* _Directions for this task_: Looking through the listing, how many of its lines hold the word "method"? Answer with only the number.

* _Given data_:
■ ■ ■
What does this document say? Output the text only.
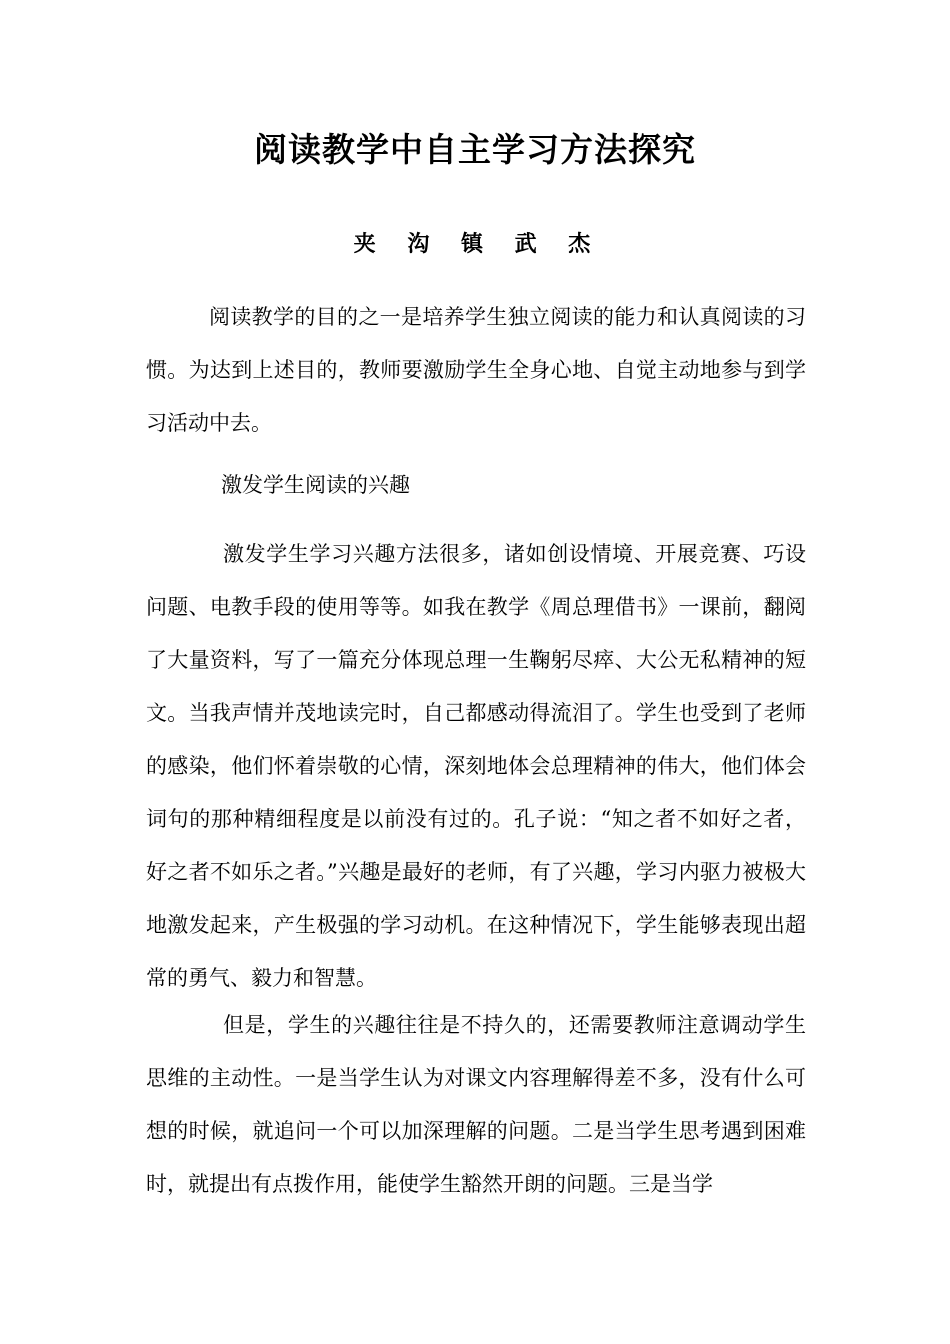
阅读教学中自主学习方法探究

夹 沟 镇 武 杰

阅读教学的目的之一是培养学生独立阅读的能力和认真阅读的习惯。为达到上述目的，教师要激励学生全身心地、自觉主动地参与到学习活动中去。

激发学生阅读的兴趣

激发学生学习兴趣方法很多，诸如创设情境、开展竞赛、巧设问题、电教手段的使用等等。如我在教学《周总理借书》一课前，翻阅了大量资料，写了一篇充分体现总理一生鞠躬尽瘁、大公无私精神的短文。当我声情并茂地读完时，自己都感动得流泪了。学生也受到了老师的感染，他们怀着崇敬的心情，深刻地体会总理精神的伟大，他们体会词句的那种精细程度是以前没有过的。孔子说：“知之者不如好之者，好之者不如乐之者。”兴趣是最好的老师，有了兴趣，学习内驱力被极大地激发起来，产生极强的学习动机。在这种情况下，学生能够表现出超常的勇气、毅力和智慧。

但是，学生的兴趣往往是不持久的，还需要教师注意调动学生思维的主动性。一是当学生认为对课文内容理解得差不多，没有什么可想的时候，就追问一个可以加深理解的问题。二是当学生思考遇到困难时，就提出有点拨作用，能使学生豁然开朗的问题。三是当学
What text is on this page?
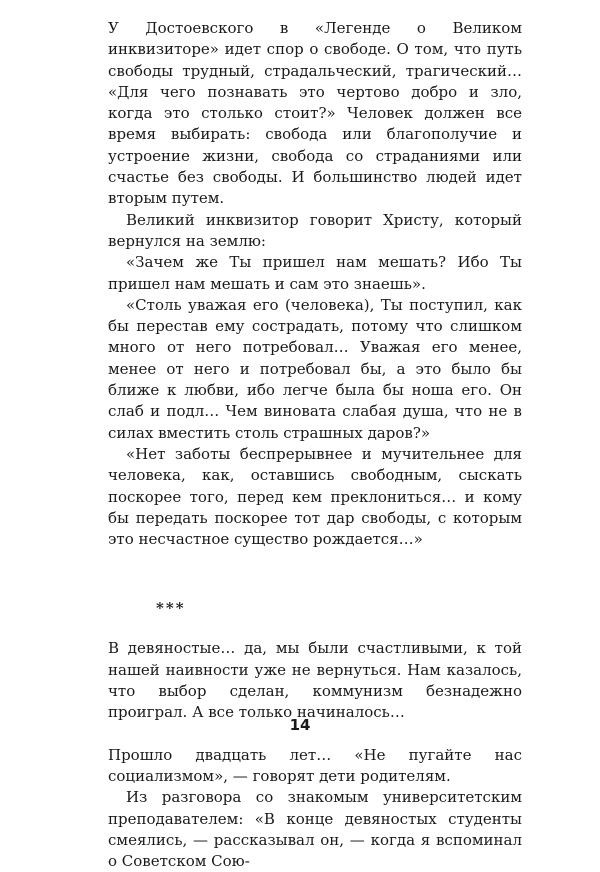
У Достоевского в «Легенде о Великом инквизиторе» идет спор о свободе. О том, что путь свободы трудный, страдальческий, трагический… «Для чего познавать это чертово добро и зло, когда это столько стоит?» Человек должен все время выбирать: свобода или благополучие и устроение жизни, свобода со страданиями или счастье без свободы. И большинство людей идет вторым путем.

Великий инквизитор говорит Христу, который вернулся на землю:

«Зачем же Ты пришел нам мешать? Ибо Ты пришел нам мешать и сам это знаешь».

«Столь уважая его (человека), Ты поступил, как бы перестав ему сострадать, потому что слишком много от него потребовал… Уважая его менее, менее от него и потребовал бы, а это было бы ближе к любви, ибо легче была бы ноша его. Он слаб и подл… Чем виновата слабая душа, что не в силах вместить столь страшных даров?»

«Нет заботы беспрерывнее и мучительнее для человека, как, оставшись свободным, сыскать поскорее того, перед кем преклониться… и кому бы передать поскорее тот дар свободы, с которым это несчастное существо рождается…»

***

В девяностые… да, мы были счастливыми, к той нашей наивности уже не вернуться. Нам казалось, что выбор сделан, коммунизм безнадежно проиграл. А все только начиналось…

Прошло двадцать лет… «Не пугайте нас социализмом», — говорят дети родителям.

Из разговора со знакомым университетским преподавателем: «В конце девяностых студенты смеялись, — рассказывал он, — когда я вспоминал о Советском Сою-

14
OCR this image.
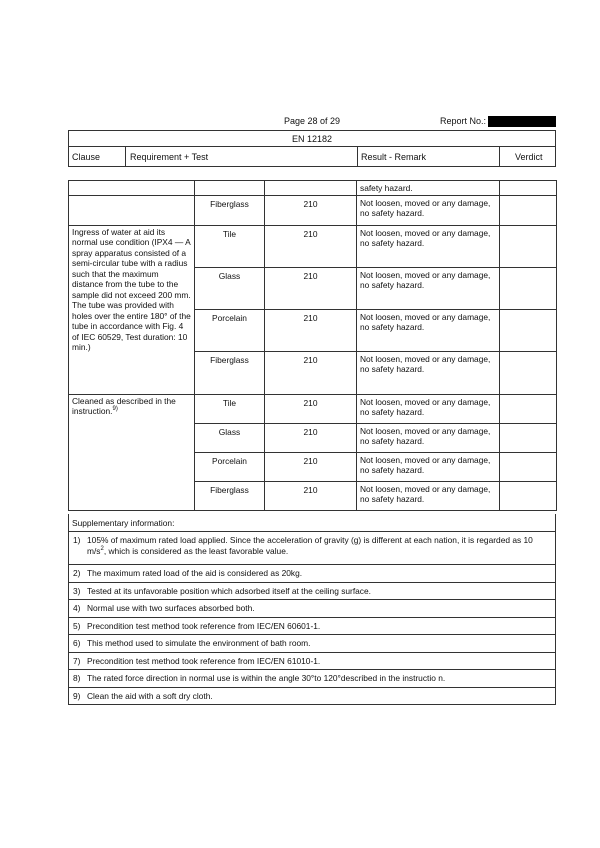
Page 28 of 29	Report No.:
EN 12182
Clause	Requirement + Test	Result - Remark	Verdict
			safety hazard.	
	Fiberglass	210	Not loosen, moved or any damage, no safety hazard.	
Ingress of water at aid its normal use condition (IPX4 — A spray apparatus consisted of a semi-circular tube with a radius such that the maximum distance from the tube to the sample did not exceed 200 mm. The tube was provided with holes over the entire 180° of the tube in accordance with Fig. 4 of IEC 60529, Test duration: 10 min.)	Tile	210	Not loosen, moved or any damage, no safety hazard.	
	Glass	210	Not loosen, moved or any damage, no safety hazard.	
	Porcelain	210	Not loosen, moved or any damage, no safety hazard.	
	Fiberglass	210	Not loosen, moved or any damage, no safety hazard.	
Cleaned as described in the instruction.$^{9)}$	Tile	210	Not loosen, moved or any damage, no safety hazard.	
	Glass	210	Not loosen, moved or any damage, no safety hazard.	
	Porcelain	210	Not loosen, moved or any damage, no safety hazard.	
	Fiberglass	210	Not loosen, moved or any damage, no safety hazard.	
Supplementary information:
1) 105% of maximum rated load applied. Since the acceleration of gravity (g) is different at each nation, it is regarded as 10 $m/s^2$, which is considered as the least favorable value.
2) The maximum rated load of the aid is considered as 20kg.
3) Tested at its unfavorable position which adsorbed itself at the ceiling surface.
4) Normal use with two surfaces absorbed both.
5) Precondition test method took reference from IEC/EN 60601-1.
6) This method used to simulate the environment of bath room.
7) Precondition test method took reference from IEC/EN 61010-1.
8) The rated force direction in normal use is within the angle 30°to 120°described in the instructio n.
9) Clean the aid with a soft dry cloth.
■ ■ ■
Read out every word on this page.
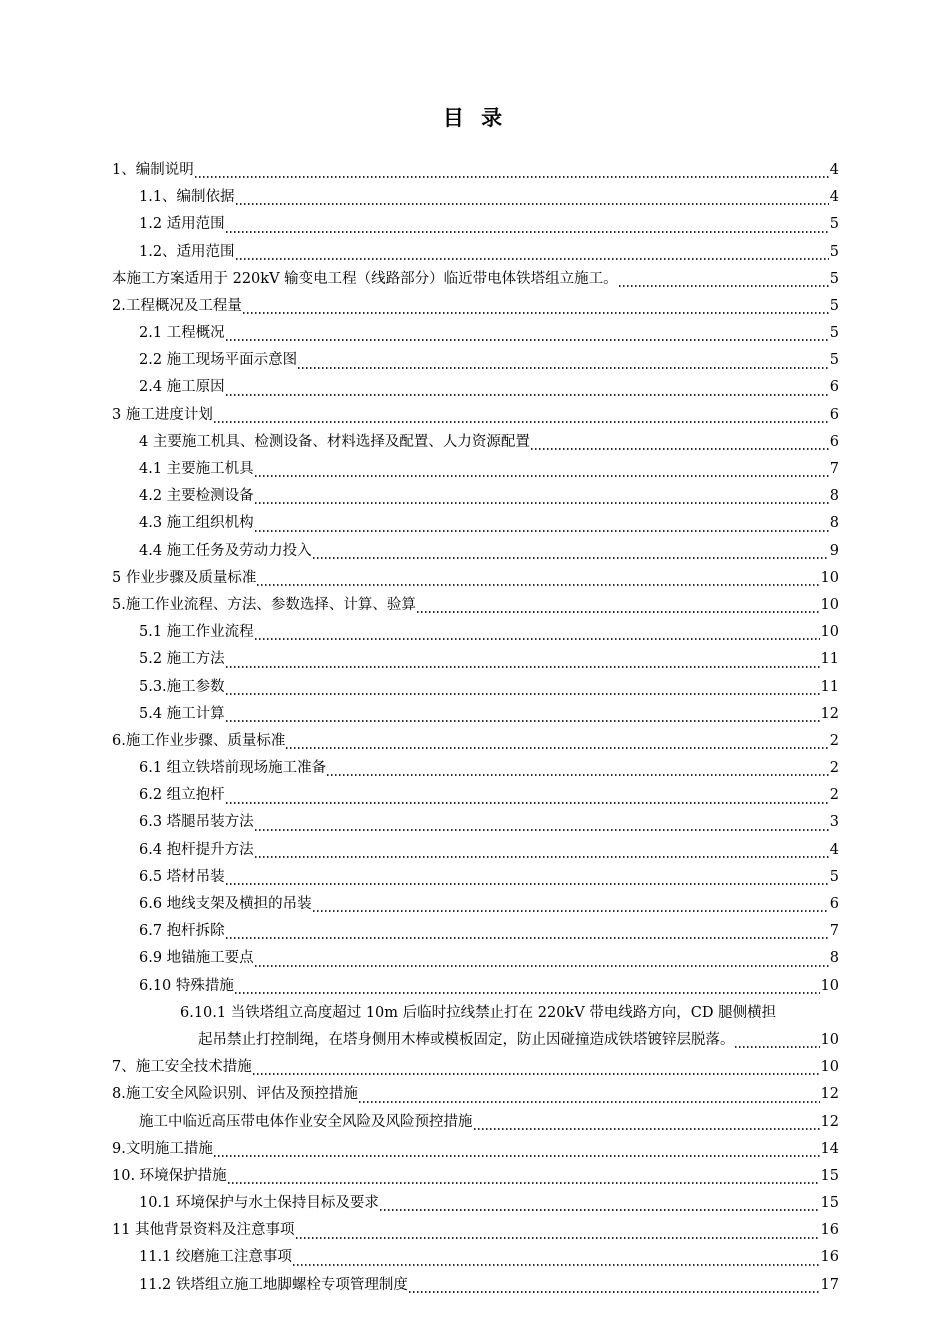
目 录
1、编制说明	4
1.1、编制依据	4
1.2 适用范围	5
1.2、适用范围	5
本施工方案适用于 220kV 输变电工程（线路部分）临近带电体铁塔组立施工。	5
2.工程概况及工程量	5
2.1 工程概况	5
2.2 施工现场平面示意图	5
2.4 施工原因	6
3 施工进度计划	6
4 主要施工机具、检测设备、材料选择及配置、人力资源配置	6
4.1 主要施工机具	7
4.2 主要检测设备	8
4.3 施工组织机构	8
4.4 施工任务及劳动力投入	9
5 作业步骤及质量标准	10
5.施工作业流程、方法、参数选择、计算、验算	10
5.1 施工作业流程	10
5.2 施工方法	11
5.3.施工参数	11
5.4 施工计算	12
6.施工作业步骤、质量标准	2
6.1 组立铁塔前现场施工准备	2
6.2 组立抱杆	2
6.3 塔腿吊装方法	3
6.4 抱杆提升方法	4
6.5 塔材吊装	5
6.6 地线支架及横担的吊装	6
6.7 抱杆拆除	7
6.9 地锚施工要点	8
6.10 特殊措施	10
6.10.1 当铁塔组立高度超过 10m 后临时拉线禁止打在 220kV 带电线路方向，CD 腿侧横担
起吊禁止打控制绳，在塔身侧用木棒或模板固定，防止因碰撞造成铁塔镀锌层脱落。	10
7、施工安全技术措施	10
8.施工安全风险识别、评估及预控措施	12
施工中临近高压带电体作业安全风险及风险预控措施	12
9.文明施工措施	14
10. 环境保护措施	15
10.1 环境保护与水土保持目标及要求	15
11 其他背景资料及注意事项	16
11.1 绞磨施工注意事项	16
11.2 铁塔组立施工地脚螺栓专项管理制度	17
■ ■ ■
* _Result below_: 3